### SOURCE PASSAGE

The Department of Homeland Security has a scary vision for expanding face recognition surveillance into our everyday lives, threatening a dystopian future in which the technology is used throughout our public spaces to scrutinize our identity, check us against watchlists, record our movements, and more. Work on building the infrastructure for this pervasive monitoring has already started, with U.S. Customs and Border Protection currently operating a face recognition system at the gates of departing international flights.  

There is ample reason to be alarmed. Face recognition technology is riddled with bias and inaccuracies, and CBP’s program will likely result in harms ranging from missed flights to lengthy interrogations, or worse. And more broadly, face recognition technology threatens to supercharge Homeland Security’s abusive practices, which have included detaining and interrogating journalists reporting on border conditions, targeting travelers based on national origin, and terrorizing immigrant communities.

Here in the United States, DHS has already laid out — and begun implementing — a very clear plan to expand face surveillance. If we allow the agency to move forward with its plan, there are all too many reasons to think that will lead our society down a dangerous path.

Here is what that pathway looks like, in five steps:

1. Expanding CBP’s existing face recognition system to TSA checkpoints nationwide

CBP’s current program, called the Traveler Verification Service (TVS), is limited to international departure gates at a growing number of U.S. airports. Departing international passengers pose for a photograph at the aircraft gate. The photo is then compared to a pre-assembled gallery, stored in the cloud, of government mug shots (mostly passport and visa photos) of all the passengers registered for that flight. Face recognition is used to make sure the photo of the person posing matches someone in the gallery.

But that’s just the beginning. CBP has started a “demonstration program” aimed at integrating its TVS face recognition program into TSA security checkpoints for passengers who have tickets for “specified international flights.” The TSA is also looking at using CBP’s infrastructure to roll out face recognition for PreCheck travelers. Extending the TVS program beyond aircraft gates to TSA checkpoints and elsewhere would mean building an infrastructure of cameras and devices that could then be scaled up, making it much easier for face scanning to expand.

2. Putting all fliers through the face tracking system

Once CBP’s infrastructure is in place at TSA checkpoints and elsewhere, the government has plans to start tracking the faces of more and more of the over two million passengers who pass through the TSA’s security checkpoints every day — and eventually all. A strategic roadmap that the TSA issued in 2018 directs the agency to move beyond PreCheck passengers and push the general traveling public into face recognition systems. The goal is for these systems to be integrated with other parts of DHS as well as industry partners

3. Making face scans mandatory

Right now, CBP says that submitting to its face surveillance system is optional for American citizens, butthere is ample reason to suspect that the government will want to make the face recognition checks mandatory for all. CBP has already said it plans to make face recognition mandatory for noncitizens. A very similar process happened with the TSA’s body scanners: When they were new and controversial, the agency emphasized that they were voluntary, but after controversy died down, TSA quietly made them mandatory.

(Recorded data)
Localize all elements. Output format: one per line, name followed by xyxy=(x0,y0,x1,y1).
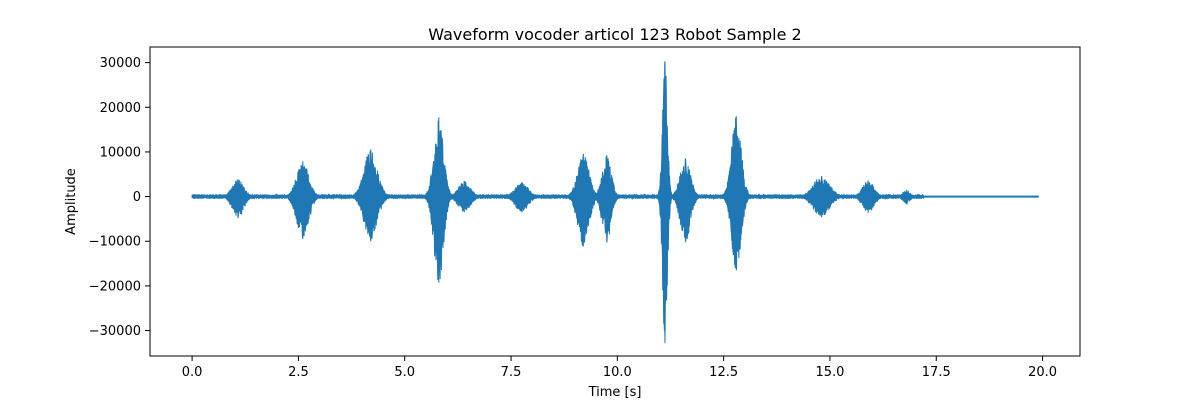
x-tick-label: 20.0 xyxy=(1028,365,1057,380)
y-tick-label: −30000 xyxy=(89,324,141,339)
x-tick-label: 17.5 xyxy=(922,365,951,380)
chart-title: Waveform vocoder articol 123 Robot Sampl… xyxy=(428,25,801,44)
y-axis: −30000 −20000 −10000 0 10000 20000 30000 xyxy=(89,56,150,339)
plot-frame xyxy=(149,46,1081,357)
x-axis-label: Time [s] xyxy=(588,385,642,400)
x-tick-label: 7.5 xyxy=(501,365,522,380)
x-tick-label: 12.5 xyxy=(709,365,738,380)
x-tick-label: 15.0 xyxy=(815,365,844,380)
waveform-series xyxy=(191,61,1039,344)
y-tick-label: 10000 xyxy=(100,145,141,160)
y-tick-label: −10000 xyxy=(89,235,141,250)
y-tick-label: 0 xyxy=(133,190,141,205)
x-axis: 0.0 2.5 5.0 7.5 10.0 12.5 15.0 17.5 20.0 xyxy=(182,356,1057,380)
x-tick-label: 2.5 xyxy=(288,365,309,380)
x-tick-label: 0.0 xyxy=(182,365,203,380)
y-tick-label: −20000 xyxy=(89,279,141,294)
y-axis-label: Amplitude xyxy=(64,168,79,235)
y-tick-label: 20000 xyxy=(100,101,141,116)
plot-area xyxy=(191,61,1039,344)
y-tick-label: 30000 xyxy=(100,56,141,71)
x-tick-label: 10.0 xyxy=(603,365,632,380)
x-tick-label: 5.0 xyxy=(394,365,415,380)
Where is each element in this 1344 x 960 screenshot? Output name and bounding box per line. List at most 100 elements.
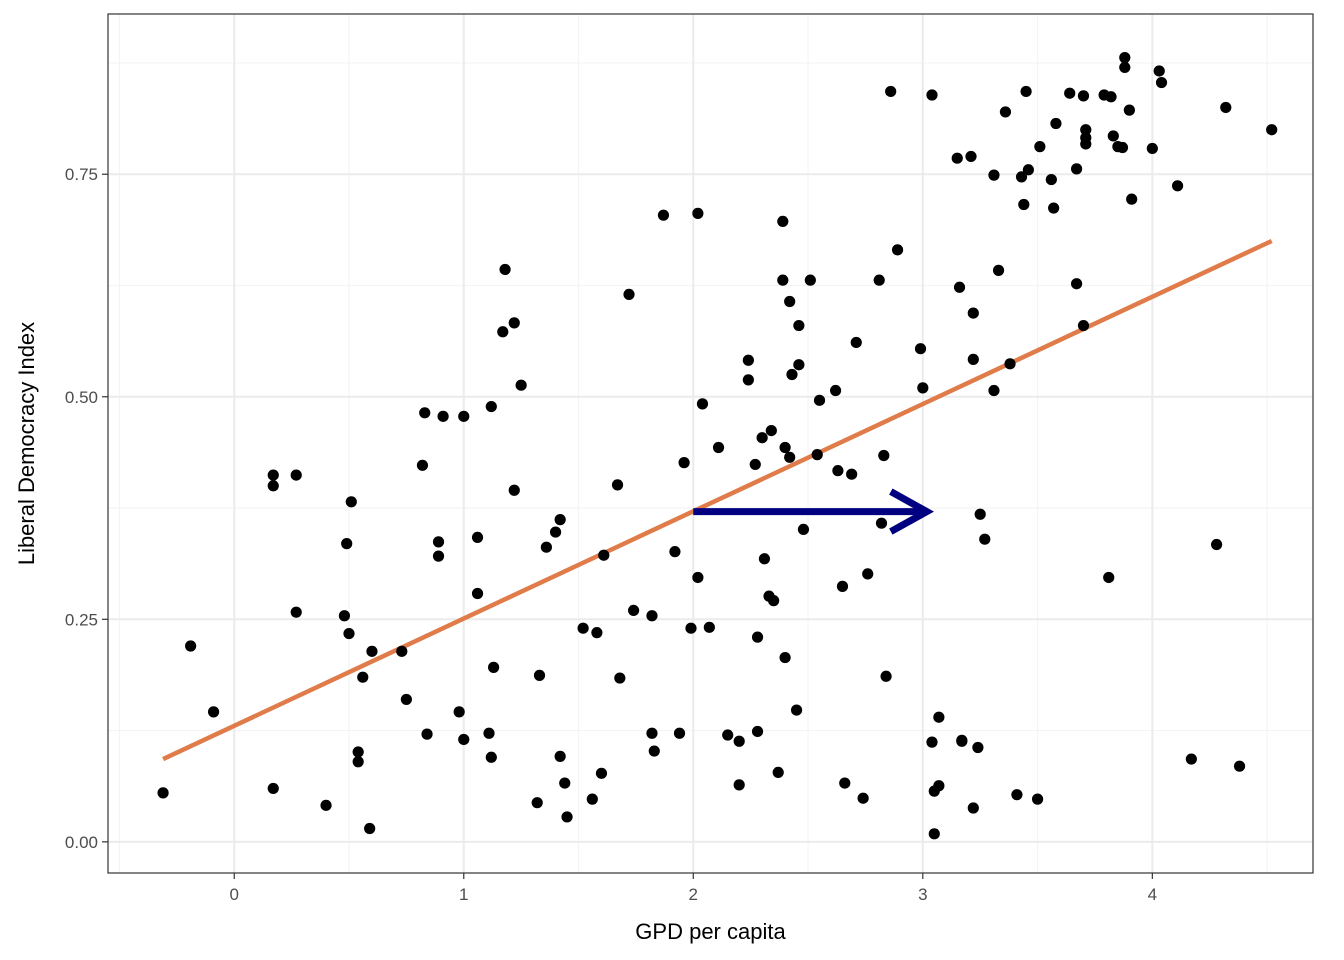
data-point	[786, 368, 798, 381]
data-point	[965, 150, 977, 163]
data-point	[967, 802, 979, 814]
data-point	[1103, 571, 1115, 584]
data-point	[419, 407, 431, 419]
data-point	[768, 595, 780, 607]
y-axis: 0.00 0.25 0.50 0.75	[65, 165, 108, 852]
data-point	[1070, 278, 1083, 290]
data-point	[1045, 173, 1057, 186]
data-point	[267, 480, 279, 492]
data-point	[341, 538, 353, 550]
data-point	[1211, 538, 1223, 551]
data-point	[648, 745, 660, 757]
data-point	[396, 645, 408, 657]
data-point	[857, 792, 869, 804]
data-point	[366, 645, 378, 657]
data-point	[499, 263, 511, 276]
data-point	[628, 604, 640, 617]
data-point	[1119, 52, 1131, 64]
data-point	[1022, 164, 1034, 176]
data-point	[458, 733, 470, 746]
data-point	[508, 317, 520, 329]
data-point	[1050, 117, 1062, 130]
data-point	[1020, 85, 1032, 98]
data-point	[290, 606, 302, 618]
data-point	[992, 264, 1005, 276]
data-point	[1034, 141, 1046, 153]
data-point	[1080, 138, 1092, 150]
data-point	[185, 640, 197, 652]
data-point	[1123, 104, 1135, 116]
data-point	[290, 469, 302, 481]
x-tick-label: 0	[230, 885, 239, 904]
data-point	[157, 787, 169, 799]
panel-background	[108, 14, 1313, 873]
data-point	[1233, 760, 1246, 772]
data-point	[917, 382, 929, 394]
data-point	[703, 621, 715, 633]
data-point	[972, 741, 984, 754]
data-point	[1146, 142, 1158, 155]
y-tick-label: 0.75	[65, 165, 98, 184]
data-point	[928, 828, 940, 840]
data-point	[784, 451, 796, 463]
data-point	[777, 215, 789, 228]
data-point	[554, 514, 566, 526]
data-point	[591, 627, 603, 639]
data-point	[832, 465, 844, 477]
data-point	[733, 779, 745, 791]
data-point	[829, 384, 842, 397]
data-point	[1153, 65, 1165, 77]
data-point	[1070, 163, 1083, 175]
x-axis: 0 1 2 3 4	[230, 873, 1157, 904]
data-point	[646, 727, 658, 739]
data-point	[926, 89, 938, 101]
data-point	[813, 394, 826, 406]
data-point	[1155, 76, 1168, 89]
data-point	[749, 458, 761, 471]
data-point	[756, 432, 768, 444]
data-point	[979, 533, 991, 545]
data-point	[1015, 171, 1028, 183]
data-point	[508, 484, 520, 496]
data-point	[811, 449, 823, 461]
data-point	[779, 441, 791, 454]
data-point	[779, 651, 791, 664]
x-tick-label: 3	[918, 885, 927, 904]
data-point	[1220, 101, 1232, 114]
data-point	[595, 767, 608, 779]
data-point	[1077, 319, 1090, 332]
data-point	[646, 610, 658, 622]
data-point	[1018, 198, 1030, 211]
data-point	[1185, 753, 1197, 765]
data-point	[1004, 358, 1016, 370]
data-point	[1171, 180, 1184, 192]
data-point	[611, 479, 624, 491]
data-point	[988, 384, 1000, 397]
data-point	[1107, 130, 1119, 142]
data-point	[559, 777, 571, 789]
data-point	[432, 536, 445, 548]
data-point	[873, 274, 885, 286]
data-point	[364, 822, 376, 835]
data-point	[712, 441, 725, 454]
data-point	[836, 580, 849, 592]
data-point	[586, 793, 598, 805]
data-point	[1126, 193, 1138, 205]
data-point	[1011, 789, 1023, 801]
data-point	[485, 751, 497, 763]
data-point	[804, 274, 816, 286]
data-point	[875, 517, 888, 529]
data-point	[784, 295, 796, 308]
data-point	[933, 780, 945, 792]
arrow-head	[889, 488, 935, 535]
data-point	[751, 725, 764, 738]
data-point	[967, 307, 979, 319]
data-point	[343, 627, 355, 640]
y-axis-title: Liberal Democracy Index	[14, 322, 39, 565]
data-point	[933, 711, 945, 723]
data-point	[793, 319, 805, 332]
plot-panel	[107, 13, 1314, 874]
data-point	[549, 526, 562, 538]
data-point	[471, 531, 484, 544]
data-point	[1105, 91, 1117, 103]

* * *

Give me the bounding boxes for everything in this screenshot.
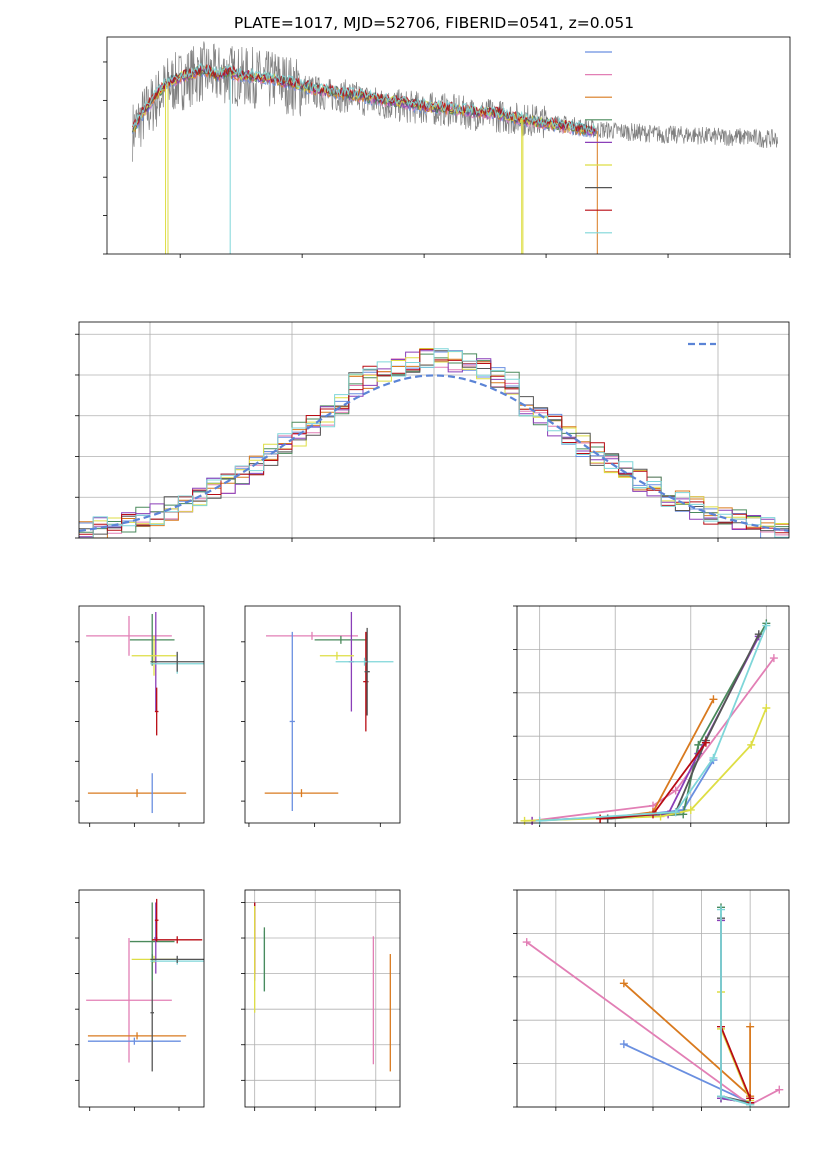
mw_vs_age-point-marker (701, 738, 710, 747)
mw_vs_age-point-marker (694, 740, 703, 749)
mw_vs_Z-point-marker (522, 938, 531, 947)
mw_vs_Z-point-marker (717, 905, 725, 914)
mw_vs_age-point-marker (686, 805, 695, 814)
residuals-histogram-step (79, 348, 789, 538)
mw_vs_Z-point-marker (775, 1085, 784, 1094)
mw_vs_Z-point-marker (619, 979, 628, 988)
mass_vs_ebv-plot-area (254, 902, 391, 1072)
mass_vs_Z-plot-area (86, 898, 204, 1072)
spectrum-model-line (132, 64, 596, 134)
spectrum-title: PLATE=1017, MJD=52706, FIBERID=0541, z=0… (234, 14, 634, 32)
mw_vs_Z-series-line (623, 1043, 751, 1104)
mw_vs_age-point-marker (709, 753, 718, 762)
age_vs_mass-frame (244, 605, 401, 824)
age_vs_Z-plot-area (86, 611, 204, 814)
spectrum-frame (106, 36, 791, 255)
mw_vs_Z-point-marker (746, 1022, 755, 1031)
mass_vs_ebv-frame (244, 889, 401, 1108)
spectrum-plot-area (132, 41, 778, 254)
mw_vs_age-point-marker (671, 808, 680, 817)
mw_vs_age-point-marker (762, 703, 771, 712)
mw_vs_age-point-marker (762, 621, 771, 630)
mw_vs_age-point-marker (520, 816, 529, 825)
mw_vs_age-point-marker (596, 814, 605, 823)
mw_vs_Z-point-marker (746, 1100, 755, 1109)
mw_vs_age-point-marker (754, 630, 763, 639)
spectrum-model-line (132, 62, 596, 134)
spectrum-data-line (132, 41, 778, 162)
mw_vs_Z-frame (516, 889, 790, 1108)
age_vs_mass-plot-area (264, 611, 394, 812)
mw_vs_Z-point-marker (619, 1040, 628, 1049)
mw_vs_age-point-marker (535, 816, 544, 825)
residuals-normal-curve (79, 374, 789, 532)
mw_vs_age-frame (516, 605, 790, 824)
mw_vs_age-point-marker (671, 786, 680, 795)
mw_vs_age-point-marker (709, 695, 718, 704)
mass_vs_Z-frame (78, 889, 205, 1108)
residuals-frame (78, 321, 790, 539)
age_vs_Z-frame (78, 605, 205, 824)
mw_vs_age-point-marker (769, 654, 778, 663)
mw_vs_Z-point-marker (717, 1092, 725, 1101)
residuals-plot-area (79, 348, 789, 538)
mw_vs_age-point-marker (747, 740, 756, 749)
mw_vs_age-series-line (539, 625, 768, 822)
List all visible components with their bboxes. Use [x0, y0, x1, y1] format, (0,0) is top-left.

### TASK DIRECTIONS
According to the face surveillance passage, what is the name of CBP's current face recognition program at international departure gates?

### CORRECT OUTPUT
The Traveler Verification Service (TVS).